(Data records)
⁂

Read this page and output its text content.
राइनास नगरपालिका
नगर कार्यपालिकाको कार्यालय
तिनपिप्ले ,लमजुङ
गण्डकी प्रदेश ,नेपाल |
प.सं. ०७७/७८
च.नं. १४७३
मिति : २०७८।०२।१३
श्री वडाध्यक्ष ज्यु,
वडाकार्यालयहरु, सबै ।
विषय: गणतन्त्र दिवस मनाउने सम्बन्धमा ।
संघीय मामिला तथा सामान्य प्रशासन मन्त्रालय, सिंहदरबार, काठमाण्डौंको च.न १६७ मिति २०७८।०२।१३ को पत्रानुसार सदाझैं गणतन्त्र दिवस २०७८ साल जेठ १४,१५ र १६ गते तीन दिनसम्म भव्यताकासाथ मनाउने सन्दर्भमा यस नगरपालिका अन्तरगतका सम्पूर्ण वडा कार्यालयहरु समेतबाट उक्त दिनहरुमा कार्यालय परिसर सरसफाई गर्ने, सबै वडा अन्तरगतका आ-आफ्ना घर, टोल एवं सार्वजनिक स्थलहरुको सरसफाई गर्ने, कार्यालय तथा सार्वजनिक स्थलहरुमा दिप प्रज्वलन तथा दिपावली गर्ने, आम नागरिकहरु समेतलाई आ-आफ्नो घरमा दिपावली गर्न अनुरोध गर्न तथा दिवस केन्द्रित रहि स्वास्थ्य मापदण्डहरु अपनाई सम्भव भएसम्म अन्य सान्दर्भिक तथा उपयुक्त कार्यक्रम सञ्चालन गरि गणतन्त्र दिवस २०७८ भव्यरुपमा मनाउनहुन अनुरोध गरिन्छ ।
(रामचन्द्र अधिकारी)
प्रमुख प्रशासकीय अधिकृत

⁂

> **INSTRUCTIONS TO FOLLOW**
Write out the records above again, keeping each one identical to the original.

> **FINAL RESULT**
Read this page and output its text content.
राइनास नगरपालिका
नगर कार्यपालिकाको कार्यालय
तिनपिप्ले ,लमजुङ
गण्डकी प्रदेश ,नेपाल |
प.सं. ०७७/७८
च.नं. १४७३
मिति : २०७८।०२।१३
श्री वडाध्यक्ष ज्यु,
वडाकार्यालयहरु, सबै ।
विषय: गणतन्त्र दिवस मनाउने सम्बन्धमा ।
संघीय मामिला तथा सामान्य प्रशासन मन्त्रालय, सिंहदरबार, काठमाण्डौंको च.न १६७ मिति २०७८।०२।१३ को पत्रानुसार सदाझैं गणतन्त्र दिवस २०७८ साल जेठ १४,१५ र १६ गते तीन दिनसम्म भव्यताकासाथ मनाउने सन्दर्भमा यस नगरपालिका अन्तरगतका सम्पूर्ण वडा कार्यालयहरु समेतबाट उक्त दिनहरुमा कार्यालय परिसर सरसफाई गर्ने, सबै वडा अन्तरगतका आ-आफ्ना घर, टोल एवं सार्वजनिक स्थलहरुको सरसफाई गर्ने, कार्यालय तथा सार्वजनिक स्थलहरुमा दिप प्रज्वलन तथा दिपावली गर्ने, आम नागरिकहरु समेतलाई आ-आफ्नो घरमा दिपावली गर्न अनुरोध गर्न तथा दिवस केन्द्रित रहि स्वास्थ्य मापदण्डहरु अपनाई सम्भव भएसम्म अन्य सान्दर्भिक तथा उपयुक्त कार्यक्रम सञ्चालन गरि गणतन्त्र दिवस २०७८ भव्यरुपमा मनाउनहुन अनुरोध गरिन्छ ।
(रामचन्द्र अधिकारी)
प्रमुख प्रशासकीय अधिकृत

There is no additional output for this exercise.